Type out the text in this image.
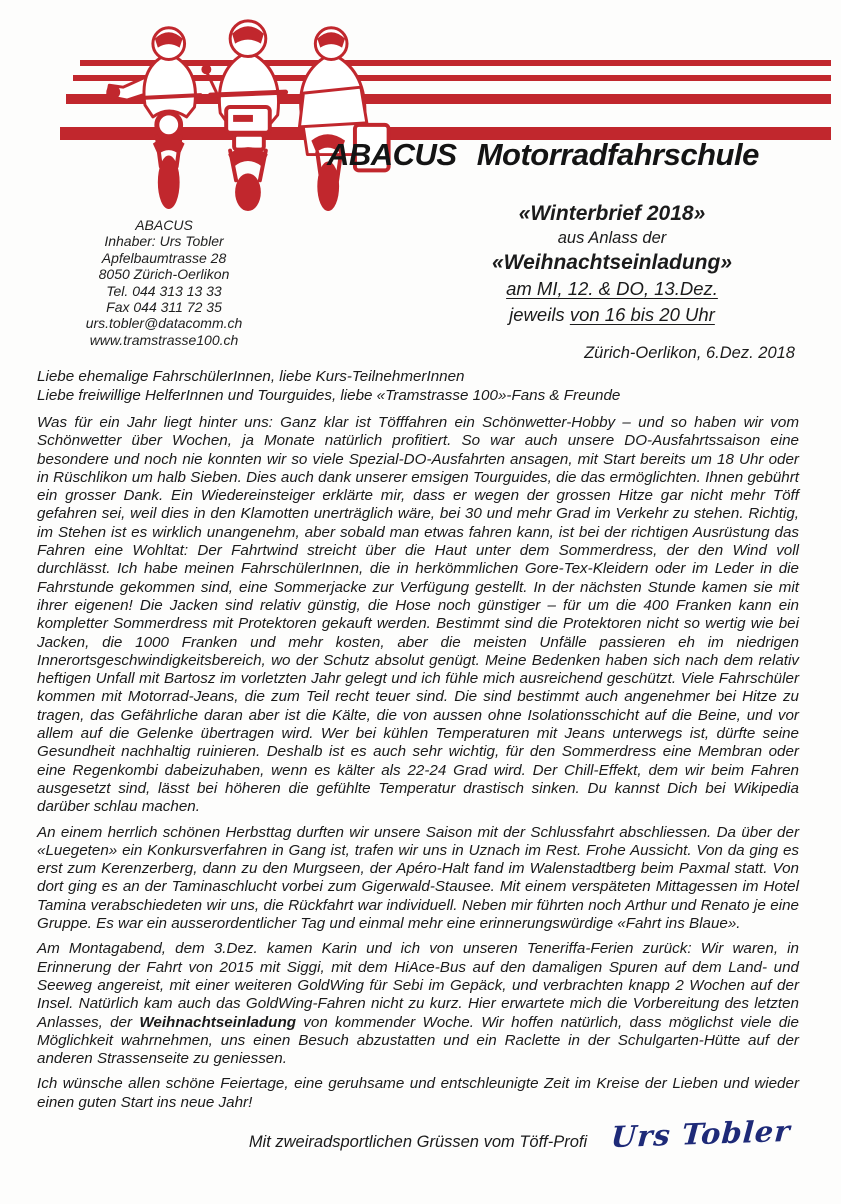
ABACUS Motorradfahrschule
ABACUS
Inhaber: Urs Tobler
Apfelbaumtrasse 28
8050 Zürich-Oerlikon
Tel. 044 313 13 33
Fax 044 311 72 35
urs.tobler@datacomm.ch
www.tramstrasse100.ch
«Winterbrief 2018»
aus Anlass der
«Weihnachtseinladung»
am MI, 12. & DO, 13.Dez.
jeweils von 16 bis 20 Uhr
Zürich-Oerlikon, 6.Dez. 2018
Liebe ehemalige FahrschülerInnen, liebe Kurs-TeilnehmerInnen
Liebe freiwillige HelferInnen und Tourguides, liebe «Tramstrasse 100»-Fans & Freunde

Was für ein Jahr liegt hinter uns: Ganz klar ist Töfffahren ein Schönwetter-Hobby – und so haben wir vom Schönwetter über Wochen, ja Monate natürlich profitiert. So war auch unsere DO-Ausfahrtssaison eine besondere und noch nie konnten wir so viele Spezial-DO-Ausfahrten ansagen, mit Start bereits um 18 Uhr oder in Rüschlikon um halb Sieben. Dies auch dank unserer emsigen Tourguides, die das ermöglichten. Ihnen gebührt ein grosser Dank. Ein Wiedereinsteiger erklärte mir, dass er wegen der grossen Hitze gar nicht mehr Töff gefahren sei, weil dies in den Klamotten unerträglich wäre, bei 30 und mehr Grad im Verkehr zu stehen. Richtig, im Stehen ist es wirklich unangenehm, aber sobald man etwas fahren kann, ist bei der richtigen Ausrüstung das Fahren eine Wohltat: Der Fahrtwind streicht über die Haut unter dem Sommerdress, der den Wind voll durchlässt. Ich habe meinen FahrschülerInnen, die in herkömmlichen Gore-Tex-Kleidern oder im Leder in die Fahrstunde gekommen sind, eine Sommerjacke zur Verfügung gestellt. In der nächsten Stunde kamen sie mit ihrer eigenen! Die Jacken sind relativ günstig, die Hose noch günstiger – für um die 400 Franken kann ein kompletter Sommerdress mit Protektoren gekauft werden. Bestimmt sind die Protektoren nicht so wertig wie bei Jacken, die 1000 Franken und mehr kosten, aber die meisten Unfälle passieren eh im niedrigen Innerortsgeschwindigkeitsbereich, wo der Schutz absolut genügt. Meine Bedenken haben sich nach dem relativ heftigen Unfall mit Bartosz im vorletzten Jahr gelegt und ich fühle mich ausreichend geschützt. Viele Fahrschüler kommen mit Motorrad-Jeans, die zum Teil recht teuer sind. Die sind bestimmt auch angenehmer bei Hitze zu tragen, das Gefährliche daran aber ist die Kälte, die von aussen ohne Isolationsschicht auf die Beine, und vor allem auf die Gelenke übertragen wird. Wer bei kühlen Temperaturen mit Jeans unterwegs ist, dürfte seine Gesundheit nachhaltig ruinieren. Deshalb ist es auch sehr wichtig, für den Sommerdress eine Membran oder eine Regenkombi dabeizuhaben, wenn es kälter als 22-24 Grad wird. Der Chill-Effekt, dem wir beim Fahren ausgesetzt sind, lässt bei höheren die gefühlte Temperatur drastisch sinken. Du kannst Dich bei Wikipedia darüber schlau machen.

An einem herrlich schönen Herbsttag durften wir unsere Saison mit der Schlussfahrt abschliessen. Da über der «Luegeten» ein Konkursverfahren in Gang ist, trafen wir uns in Uznach im Rest. Frohe Aussicht. Von da ging es erst zum Kerenzerberg, dann zu den Murgseen, der Apéro-Halt fand im Walenstadtberg beim Paxmal statt. Von dort ging es an der Taminaschlucht vorbei zum Gigerwald-Stausee. Mit einem verspäteten Mittagessen im Hotel Tamina verabschiedeten wir uns, die Rückfahrt war individuell. Neben mir führten noch Arthur und Renato je eine Gruppe. Es war ein ausserordentlicher Tag und einmal mehr eine erinnerungswürdige «Fahrt ins Blaue».

Am Montagabend, dem 3.Dez. kamen Karin und ich von unseren Teneriffa-Ferien zurück: Wir waren, in Erinnerung der Fahrt von 2015 mit Siggi, mit dem HiAce-Bus auf den damaligen Spuren auf dem Land- und Seeweg angereist, mit einer weiteren GoldWing für Sebi im Gepäck, und verbrachten knapp 2 Wochen auf der Insel. Natürlich kam auch das GoldWing-Fahren nicht zu kurz. Hier erwartete mich die Vorbereitung des letzten Anlasses, der Weihnachtseinladung von kommender Woche. Wir hoffen natürlich, dass möglichst viele die Möglichkeit wahrnehmen, uns einen Besuch abzustatten und ein Raclette in der Schulgarten-Hütte auf der anderen Strassenseite zu geniessen.

Ich wünsche allen schöne Feiertage, eine geruhsame und entschleunigte Zeit im Kreise der Lieben und wieder einen guten Start ins neue Jahr!

Mit zweiradsportlichen Grüssen vom Töff-Profi Urs Tobler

------------------------------

▸ TASK DESCRIPTION: Write out the records above exactly as they stand, leaving out every picture.

▸ WRITTEN RESPONSE:
Type out the text in this image.
ABACUS Motorradfahrschule
ABACUS
Inhaber: Urs Tobler
Apfelbaumtrasse 28
8050 Zürich-Oerlikon
Tel. 044 313 13 33
Fax 044 311 72 35
urs.tobler@datacomm.ch
www.tramstrasse100.ch
«Winterbrief 2018»
aus Anlass der
«Weihnachtseinladung»
am MI, 12. & DO, 13.Dez.
jeweils von 16 bis 20 Uhr
Zürich-Oerlikon, 6.Dez. 2018
Liebe ehemalige FahrschülerInnen, liebe Kurs-TeilnehmerInnen
Liebe freiwillige HelferInnen und Tourguides, liebe «Tramstrasse 100»-Fans & Freunde

Was für ein Jahr liegt hinter uns: Ganz klar ist Töfffahren ein Schönwetter-Hobby – und so haben wir vom Schönwetter über Wochen, ja Monate natürlich profitiert. So war auch unsere DO-Ausfahrtssaison eine besondere und noch nie konnten wir so viele Spezial-DO-Ausfahrten ansagen, mit Start bereits um 18 Uhr oder in Rüschlikon um halb Sieben. Dies auch dank unserer emsigen Tourguides, die das ermöglichten. Ihnen gebührt ein grosser Dank. Ein Wiedereinsteiger erklärte mir, dass er wegen der grossen Hitze gar nicht mehr Töff gefahren sei, weil dies in den Klamotten unerträglich wäre, bei 30 und mehr Grad im Verkehr zu stehen. Richtig, im Stehen ist es wirklich unangenehm, aber sobald man etwas fahren kann, ist bei der richtigen Ausrüstung das Fahren eine Wohltat: Der Fahrtwind streicht über die Haut unter dem Sommerdress, der den Wind voll durchlässt. Ich habe meinen FahrschülerInnen, die in herkömmlichen Gore-Tex-Kleidern oder im Leder in die Fahrstunde gekommen sind, eine Sommerjacke zur Verfügung gestellt. In der nächsten Stunde kamen sie mit ihrer eigenen! Die Jacken sind relativ günstig, die Hose noch günstiger – für um die 400 Franken kann ein kompletter Sommerdress mit Protektoren gekauft werden. Bestimmt sind die Protektoren nicht so wertig wie bei Jacken, die 1000 Franken und mehr kosten, aber die meisten Unfälle passieren eh im niedrigen Innerortsgeschwindigkeitsbereich, wo der Schutz absolut genügt. Meine Bedenken haben sich nach dem relativ heftigen Unfall mit Bartosz im vorletzten Jahr gelegt und ich fühle mich ausreichend geschützt. Viele Fahrschüler kommen mit Motorrad-Jeans, die zum Teil recht teuer sind. Die sind bestimmt auch angenehmer bei Hitze zu tragen, das Gefährliche daran aber ist die Kälte, die von aussen ohne Isolationsschicht auf die Beine, und vor allem auf die Gelenke übertragen wird. Wer bei kühlen Temperaturen mit Jeans unterwegs ist, dürfte seine Gesundheit nachhaltig ruinieren. Deshalb ist es auch sehr wichtig, für den Sommerdress eine Membran oder eine Regenkombi dabeizuhaben, wenn es kälter als 22-24 Grad wird. Der Chill-Effekt, dem wir beim Fahren ausgesetzt sind, lässt bei höheren die gefühlte Temperatur drastisch sinken. Du kannst Dich bei Wikipedia darüber schlau machen.

An einem herrlich schönen Herbsttag durften wir unsere Saison mit der Schlussfahrt abschliessen. Da über der «Luegeten» ein Konkursverfahren in Gang ist, trafen wir uns in Uznach im Rest. Frohe Aussicht. Von da ging es erst zum Kerenzerberg, dann zu den Murgseen, der Apéro-Halt fand im Walenstadtberg beim Paxmal statt. Von dort ging es an der Taminaschlucht vorbei zum Gigerwald-Stausee. Mit einem verspäteten Mittagessen im Hotel Tamina verabschiedeten wir uns, die Rückfahrt war individuell. Neben mir führten noch Arthur und Renato je eine Gruppe. Es war ein ausserordentlicher Tag und einmal mehr eine erinnerungswürdige «Fahrt ins Blaue».

Am Montagabend, dem 3.Dez. kamen Karin und ich von unseren Teneriffa-Ferien zurück: Wir waren, in Erinnerung der Fahrt von 2015 mit Siggi, mit dem HiAce-Bus auf den damaligen Spuren auf dem Land- und Seeweg angereist, mit einer weiteren GoldWing für Sebi im Gepäck, und verbrachten knapp 2 Wochen auf der Insel. Natürlich kam auch das GoldWing-Fahren nicht zu kurz. Hier erwartete mich die Vorbereitung des letzten Anlasses, der Weihnachtseinladung von kommender Woche. Wir hoffen natürlich, dass möglichst viele die Möglichkeit wahrnehmen, uns einen Besuch abzustatten und ein Raclette in der Schulgarten-Hütte auf der anderen Strassenseite zu geniessen.

Ich wünsche allen schöne Feiertage, eine geruhsame und entschleunigte Zeit im Kreise der Lieben und wieder einen guten Start ins neue Jahr!

Mit zweiradsportlichen Grüssen vom Töff-Profi Urs Tobler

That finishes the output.